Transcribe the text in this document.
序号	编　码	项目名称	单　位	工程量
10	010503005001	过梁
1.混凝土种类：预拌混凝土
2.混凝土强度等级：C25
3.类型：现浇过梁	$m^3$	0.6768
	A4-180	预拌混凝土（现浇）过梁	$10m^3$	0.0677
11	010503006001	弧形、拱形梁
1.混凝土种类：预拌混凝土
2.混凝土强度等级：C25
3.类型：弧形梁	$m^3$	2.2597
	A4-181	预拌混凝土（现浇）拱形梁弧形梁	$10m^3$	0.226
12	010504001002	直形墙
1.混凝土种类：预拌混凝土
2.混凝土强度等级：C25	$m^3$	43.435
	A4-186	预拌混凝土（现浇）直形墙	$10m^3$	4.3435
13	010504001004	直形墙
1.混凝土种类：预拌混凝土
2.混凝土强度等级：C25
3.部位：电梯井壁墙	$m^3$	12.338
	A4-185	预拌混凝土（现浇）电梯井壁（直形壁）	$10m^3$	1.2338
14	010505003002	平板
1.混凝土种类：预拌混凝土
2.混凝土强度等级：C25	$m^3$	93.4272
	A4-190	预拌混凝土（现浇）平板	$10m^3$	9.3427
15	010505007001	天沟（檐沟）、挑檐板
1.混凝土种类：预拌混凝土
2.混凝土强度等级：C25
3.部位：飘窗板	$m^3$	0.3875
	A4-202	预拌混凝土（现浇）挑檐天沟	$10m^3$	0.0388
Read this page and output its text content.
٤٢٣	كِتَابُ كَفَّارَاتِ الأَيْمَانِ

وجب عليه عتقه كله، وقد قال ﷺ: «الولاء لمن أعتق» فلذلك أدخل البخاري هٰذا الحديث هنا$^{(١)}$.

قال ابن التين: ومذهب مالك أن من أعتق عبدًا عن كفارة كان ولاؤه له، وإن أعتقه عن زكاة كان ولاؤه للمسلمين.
_ _ _ _
- **What you will do**
Please output every record, keeping each line exact.

- **Exercise response**
Transcribe the text in this document.
序号	编　码	项目名称	单　位	工程量
10	010503005001	过梁
1.混凝土种类：预拌混凝土
2.混凝土强度等级：C25
3.类型：现浇过梁	$m^3$	0.6768
	A4-180	预拌混凝土（现浇）过梁	$10m^3$	0.0677
11	010503006001	弧形、拱形梁
1.混凝土种类：预拌混凝土
2.混凝土强度等级：C25
3.类型：弧形梁	$m^3$	2.2597
	A4-181	预拌混凝土（现浇）拱形梁弧形梁	$10m^3$	0.226
12	010504001002	直形墙
1.混凝土种类：预拌混凝土
2.混凝土强度等级：C25	$m^3$	43.435
	A4-186	预拌混凝土（现浇）直形墙	$10m^3$	4.3435
13	010504001004	直形墙
1.混凝土种类：预拌混凝土
2.混凝土强度等级：C25
3.部位：电梯井壁墙	$m^3$	12.338
	A4-185	预拌混凝土（现浇）电梯井壁（直形壁）	$10m^3$	1.2338
14	010505003002	平板
1.混凝土种类：预拌混凝土
2.混凝土强度等级：C25	$m^3$	93.4272
	A4-190	预拌混凝土（现浇）平板	$10m^3$	9.3427
15	010505007001	天沟（檐沟）、挑檐板
1.混凝土种类：预拌混凝土
2.混凝土强度等级：C25
3.部位：飘窗板	$m^3$	0.3875
	A4-202	预拌混凝土（现浇）挑檐天沟	$10m^3$	0.0388
Read this page and output its text content.
٤٢٣	كِتَابُ كَفَّارَاتِ الأَيْمَانِ

وجب عليه عتقه كله، وقد قال ﷺ: «الولاء لمن أعتق» فلذلك أدخل البخاري هٰذا الحديث هنا$^{(١)}$.

قال ابن التين: ومذهب مالك أن من أعتق عبدًا عن كفارة كان ولاؤه له، وإن أعتقه عن زكاة كان ولاؤه للمسلمين.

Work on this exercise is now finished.